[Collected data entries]
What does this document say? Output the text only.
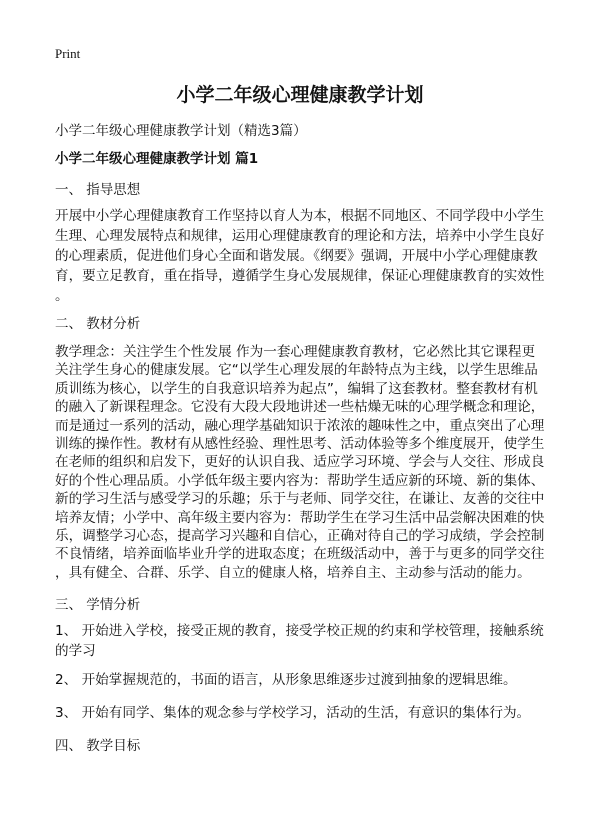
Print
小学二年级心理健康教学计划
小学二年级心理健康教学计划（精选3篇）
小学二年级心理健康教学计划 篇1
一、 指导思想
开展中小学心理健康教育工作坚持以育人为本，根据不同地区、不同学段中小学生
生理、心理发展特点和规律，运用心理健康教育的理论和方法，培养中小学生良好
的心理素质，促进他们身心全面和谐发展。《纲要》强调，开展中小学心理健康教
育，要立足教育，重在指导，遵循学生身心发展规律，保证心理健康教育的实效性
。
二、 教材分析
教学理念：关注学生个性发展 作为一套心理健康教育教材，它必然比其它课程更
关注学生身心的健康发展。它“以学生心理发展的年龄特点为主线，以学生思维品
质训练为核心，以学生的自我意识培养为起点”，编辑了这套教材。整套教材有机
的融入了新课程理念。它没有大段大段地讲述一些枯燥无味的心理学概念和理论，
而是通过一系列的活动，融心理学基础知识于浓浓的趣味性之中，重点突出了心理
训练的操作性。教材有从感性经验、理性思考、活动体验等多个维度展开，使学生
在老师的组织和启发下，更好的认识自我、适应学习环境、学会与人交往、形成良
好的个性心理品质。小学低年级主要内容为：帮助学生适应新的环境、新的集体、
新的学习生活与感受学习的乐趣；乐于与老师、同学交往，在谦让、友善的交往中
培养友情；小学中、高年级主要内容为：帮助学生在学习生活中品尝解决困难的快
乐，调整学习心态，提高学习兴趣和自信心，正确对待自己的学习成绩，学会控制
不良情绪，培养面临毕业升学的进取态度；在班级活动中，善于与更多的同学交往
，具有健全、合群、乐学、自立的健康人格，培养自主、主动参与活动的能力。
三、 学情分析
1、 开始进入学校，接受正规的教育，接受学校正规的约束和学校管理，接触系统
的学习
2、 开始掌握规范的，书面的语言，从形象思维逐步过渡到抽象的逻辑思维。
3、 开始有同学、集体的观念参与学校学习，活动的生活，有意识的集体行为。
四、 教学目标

- TASK TO CARRY OUT -
Reply with nothing except the number of lines in the listing above that include "小学二年级心理健康教学计划".

- EXERCISE ANSWER -
3